[Saved data entries]
• • •
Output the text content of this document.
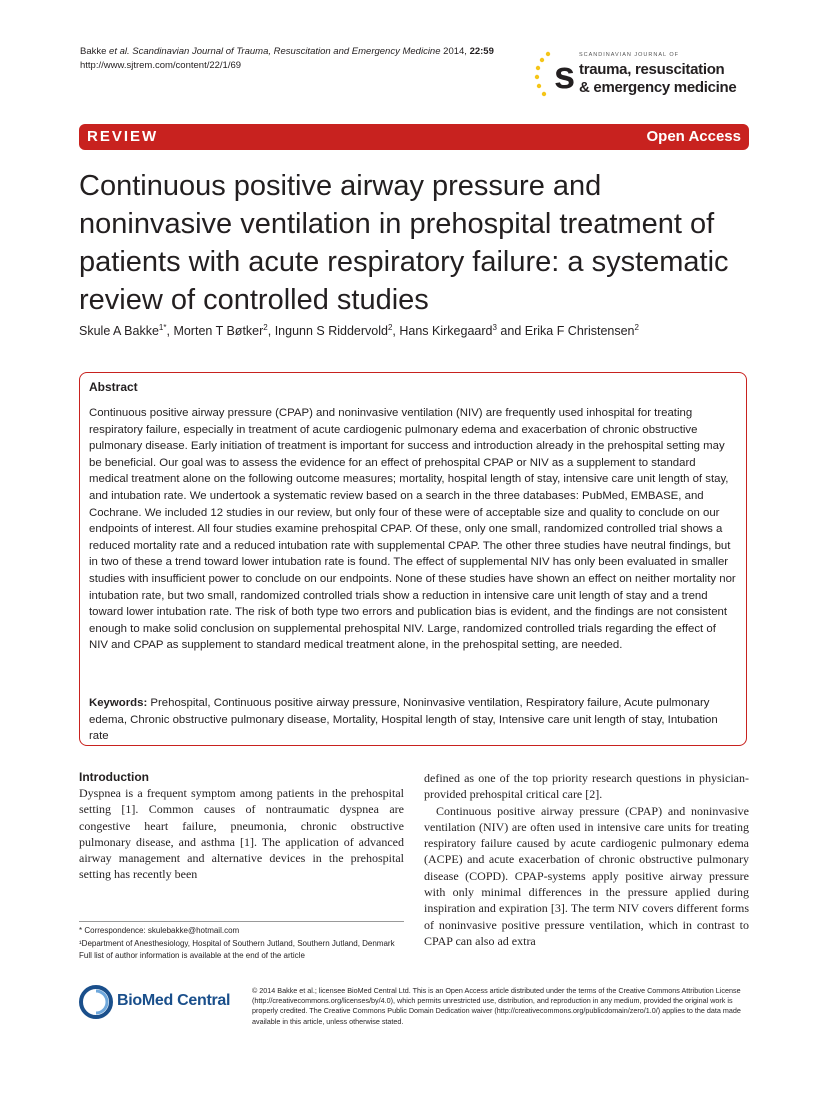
Bakke et al. Scandinavian Journal of Trauma, Resuscitation and Emergency Medicine 2014, 22:59
http://www.sjtrem.com/content/22/1/69	s SCANDINAVIAN JOURNAL OF
trauma, resuscitation
& emergency medicine
REVIEW	Open Access
Continuous positive airway pressure and noninvasive ventilation in prehospital treatment of patients with acute respiratory failure: a systematic review of controlled studies
Skule A Bakke$^{1*}$, Morten T Bøtker$^2$, Ingunn S Riddervold$^2$, Hans Kirkegaard$^3$ and Erika F Christensen$^2$
Abstract
Continuous positive airway pressure (CPAP) and noninvasive ventilation (NIV) are frequently used inhospital for treating respiratory failure, especially in treatment of acute cardiogenic pulmonary edema and exacerbation of chronic obstructive pulmonary disease. Early initiation of treatment is important for success and introduction already in the prehospital setting may be beneficial. Our goal was to assess the evidence for an effect of prehospital CPAP or NIV as a supplement to standard medical treatment alone on the following outcome measures; mortality, hospital length of stay, intensive care unit length of stay, and intubation rate. We undertook a systematic review based on a search in the three databases: PubMed, EMBASE, and Cochrane. We included 12 studies in our review, but only four of these were of acceptable size and quality to conclude on our endpoints of interest. All four studies examine prehospital CPAP. Of these, only one small, randomized controlled trial shows a reduced mortality rate and a reduced intubation rate with supplemental CPAP. The other three studies have neutral findings, but in two of these a trend toward lower intubation rate is found. The effect of supplemental NIV has only been evaluated in smaller studies with insufficient power to conclude on our endpoints. None of these studies have shown an effect on neither mortality nor intubation rate, but two small, randomized controlled trials show a reduction in intensive care unit length of stay and a trend toward lower intubation rate. The risk of both type two errors and publication bias is evident, and the findings are not consistent enough to make solid conclusion on supplemental prehospital NIV. Large, randomized controlled trials regarding the effect of NIV and CPAP as supplement to standard medical treatment alone, in the prehospital setting, are needed.
Keywords: Prehospital, Continuous positive airway pressure, Noninvasive ventilation, Respiratory failure, Acute pulmonary edema, Chronic obstructive pulmonary disease, Mortality, Hospital length of stay, Intensive care unit length of stay, Intubation rate
Introduction
Dyspnea is a frequent symptom among patients in the prehospital setting [1]. Common causes of nontraumatic dyspnea are congestive heart failure, pneumonia, chronic obstructive pulmonary disease, and asthma [1]. The application of advanced airway management and alternative devices in the prehospital setting has recently been
defined as one of the top priority research questions in physician-provided prehospital critical care [2].
Continuous positive airway pressure (CPAP) and noninvasive ventilation (NIV) are often used in intensive care units for treating respiratory failure caused by acute cardiogenic pulmonary edema (ACPE) and acute exacerbation of chronic obstructive pulmonary disease (COPD). CPAP-systems apply positive airway pressure with only minimal differences in the pressure applied during inspiration and expiration [3]. The term NIV covers different forms of noninvasive positive pressure ventilation, which in contrast to CPAP can also ad extra
* Correspondence: skulebakke@hotmail.com
¹Department of Anesthesiology, Hospital of Southern Jutland, Southern Jutland, Denmark
Full list of author information is available at the end of the article
BioMed Central
© 2014 Bakke et al.; licensee BioMed Central Ltd. This is an Open Access article distributed under the terms of the Creative Commons Attribution License (http://creativecommons.org/licenses/by/4.0), which permits unrestricted use, distribution, and reproduction in any medium, provided the original work is properly credited. The Creative Commons Public Domain Dedication waiver (http://creativecommons.org/publicdomain/zero/1.0/) applies to the data made available in this article, unless otherwise stated.
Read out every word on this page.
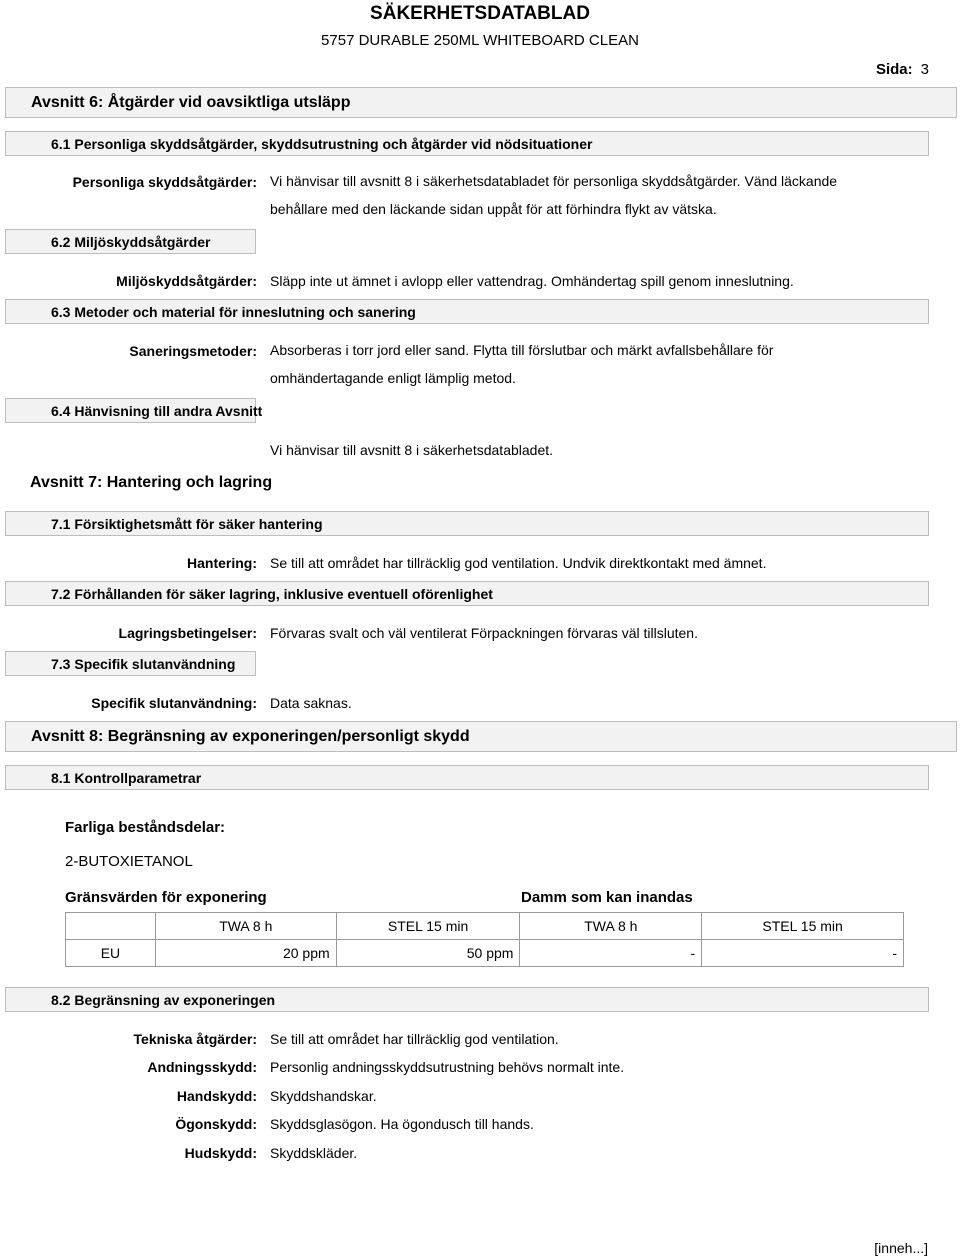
SÄKERHETSDATABLAD
5757 DURABLE 250ML WHITEBOARD CLEAN
Sida: 3
Avsnitt 6: Åtgärder vid oavsiktliga utsläpp
6.1 Personliga skyddsåtgärder, skyddsutrustning och åtgärder vid nödsituationer
Personliga skyddsåtgärder: Vi hänvisar till avsnitt 8 i säkerhetsdatabladet för personliga skyddsåtgärder. Vänd läckande behållare med den läckande sidan uppåt för att förhindra flykt av vätska.
6.2 Miljöskyddsåtgärder
Miljöskyddsåtgärder: Släpp inte ut ämnet i avlopp eller vattendrag. Omhändertag spill genom inneslutning.
6.3 Metoder och material för inneslutning och sanering
Saneringsmetoder: Absorberas i torr jord eller sand. Flytta till förslutbar och märkt avfallsbehållare för omhändertagande enligt lämplig metod.
6.4 Hänvisning till andra Avsnitt
Vi hänvisar till avsnitt 8 i säkerhetsdatabladet.
Avsnitt 7: Hantering och lagring
7.1 Försiktighetsmått för säker hantering
Hantering: Se till att området har tillräcklig god ventilation. Undvik direktkontakt med ämnet.
7.2 Förhållanden för säker lagring, inklusive eventuell oförenlighet
Lagringsbetingelser: Förvaras svalt och väl ventilerat Förpackningen förvaras väl tillsluten.
7.3 Specifik slutanvändning
Specifik slutanvändning: Data saknas.
Avsnitt 8: Begränsning av exponeringen/personligt skydd
8.1 Kontrollparametrar
Farliga beståndsdelar:
2-BUTOXIETANOL
Gränsvärden för exponering	Damm som kan inandas
	TWA 8 h	STEL 15 min	TWA 8 h	STEL 15 min
EU	20 ppm	50 ppm	-	-
8.2 Begränsning av exponeringen
Tekniska åtgärder: Se till att området har tillräcklig god ventilation.
Andningsskydd: Personlig andningsskyddsutrustning behövs normalt inte.
Handskydd: Skyddshandskar.
Ögonskydd: Skyddsglasögon. Ha ögondusch till hands.
Hudskydd: Skyddskläder.
[inneh...]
• • •
## Problem to solve
Write out each line of the data that holds the string "hänvisar".

## Task answer
Personliga skyddsåtgärder: Vi hänvisar till avsnitt 8 i säkerhetsdatabladet för personliga skyddsåtgärder. Vänd läckande behållare med den läckande sidan uppåt för att förhindra flykt av vätska.
Vi hänvisar till avsnitt 8 i säkerhetsdatabladet.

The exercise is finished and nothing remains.